▶ **Objective**
Check each line of the material. Copy those containing "今内外上下".

Saved data entries:
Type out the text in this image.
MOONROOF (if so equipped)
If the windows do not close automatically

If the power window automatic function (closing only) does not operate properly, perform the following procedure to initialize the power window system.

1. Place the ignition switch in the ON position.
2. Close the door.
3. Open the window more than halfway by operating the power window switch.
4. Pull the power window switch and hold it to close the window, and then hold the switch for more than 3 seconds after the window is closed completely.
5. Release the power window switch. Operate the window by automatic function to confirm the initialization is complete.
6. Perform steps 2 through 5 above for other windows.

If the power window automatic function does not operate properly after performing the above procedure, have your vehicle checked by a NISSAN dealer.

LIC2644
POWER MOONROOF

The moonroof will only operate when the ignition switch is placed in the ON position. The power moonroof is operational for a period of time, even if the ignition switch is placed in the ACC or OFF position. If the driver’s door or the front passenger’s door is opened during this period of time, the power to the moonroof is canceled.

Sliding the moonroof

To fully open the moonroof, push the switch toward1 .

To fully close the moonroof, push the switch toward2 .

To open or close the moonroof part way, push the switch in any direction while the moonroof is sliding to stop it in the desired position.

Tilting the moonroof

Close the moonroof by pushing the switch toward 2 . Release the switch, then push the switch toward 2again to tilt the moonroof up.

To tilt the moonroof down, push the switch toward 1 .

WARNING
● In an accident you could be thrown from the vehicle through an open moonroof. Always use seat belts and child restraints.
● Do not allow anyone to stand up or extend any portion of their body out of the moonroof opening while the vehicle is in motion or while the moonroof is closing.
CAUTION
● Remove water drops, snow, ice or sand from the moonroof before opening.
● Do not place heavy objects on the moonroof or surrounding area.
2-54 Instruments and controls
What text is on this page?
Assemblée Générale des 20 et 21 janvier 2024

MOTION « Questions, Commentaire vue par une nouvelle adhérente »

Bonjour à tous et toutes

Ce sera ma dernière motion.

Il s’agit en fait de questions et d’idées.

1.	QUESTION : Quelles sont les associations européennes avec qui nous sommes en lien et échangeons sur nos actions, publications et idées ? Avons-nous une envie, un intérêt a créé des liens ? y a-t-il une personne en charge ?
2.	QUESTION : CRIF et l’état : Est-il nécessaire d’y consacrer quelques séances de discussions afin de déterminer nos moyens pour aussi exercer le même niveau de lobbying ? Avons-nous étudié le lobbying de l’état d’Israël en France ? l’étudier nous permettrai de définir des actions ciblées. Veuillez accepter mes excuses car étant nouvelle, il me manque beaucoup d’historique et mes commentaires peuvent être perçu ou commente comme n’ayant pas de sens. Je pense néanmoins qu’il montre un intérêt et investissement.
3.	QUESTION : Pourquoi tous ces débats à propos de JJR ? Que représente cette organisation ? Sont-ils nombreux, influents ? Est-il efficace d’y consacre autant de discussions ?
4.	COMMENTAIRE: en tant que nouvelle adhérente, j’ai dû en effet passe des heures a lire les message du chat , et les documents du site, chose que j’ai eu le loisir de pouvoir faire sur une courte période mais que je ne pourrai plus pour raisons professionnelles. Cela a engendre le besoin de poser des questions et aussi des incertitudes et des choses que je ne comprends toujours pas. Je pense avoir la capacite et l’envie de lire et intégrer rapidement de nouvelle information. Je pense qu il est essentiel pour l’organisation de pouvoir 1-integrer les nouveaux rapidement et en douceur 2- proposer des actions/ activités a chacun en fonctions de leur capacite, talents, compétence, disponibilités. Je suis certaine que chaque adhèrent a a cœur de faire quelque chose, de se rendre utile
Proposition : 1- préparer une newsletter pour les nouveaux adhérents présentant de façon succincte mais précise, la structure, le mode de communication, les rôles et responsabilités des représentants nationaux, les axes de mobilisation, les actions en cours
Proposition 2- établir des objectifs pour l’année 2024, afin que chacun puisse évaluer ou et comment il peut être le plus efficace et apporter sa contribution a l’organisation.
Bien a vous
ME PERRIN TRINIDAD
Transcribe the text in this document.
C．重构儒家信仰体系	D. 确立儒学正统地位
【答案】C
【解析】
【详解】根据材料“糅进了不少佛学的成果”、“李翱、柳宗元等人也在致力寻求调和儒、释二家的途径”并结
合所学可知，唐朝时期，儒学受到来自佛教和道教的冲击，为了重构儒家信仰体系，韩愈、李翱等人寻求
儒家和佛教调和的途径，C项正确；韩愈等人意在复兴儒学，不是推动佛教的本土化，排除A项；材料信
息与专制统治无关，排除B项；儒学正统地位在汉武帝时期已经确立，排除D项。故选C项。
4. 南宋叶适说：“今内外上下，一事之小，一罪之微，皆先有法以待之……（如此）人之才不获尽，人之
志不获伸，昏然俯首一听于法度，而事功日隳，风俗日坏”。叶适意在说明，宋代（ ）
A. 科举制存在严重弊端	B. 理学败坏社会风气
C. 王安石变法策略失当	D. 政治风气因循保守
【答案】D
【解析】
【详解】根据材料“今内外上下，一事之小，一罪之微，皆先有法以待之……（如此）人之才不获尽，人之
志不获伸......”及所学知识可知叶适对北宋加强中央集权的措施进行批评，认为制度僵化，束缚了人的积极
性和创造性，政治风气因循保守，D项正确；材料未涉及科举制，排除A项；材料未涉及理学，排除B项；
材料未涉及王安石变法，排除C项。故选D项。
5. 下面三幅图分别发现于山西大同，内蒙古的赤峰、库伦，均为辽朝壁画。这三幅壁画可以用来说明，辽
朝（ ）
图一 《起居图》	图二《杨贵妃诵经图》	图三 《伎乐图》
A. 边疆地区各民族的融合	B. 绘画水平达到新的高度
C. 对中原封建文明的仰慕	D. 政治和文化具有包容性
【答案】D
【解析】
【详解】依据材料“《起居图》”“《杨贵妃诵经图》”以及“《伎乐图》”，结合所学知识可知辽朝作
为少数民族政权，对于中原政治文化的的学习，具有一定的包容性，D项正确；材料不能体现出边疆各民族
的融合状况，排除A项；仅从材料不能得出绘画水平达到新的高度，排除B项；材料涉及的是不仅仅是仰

▶ **Task answer**
4. 南宋叶适说：“今内外上下，一事之小，一罪之微，皆先有法以待之……（如此）人之才不获尽，人之
【详解】根据材料“今内外上下，一事之小，一罪之微，皆先有法以待之……（如此）人之才不获尽，人之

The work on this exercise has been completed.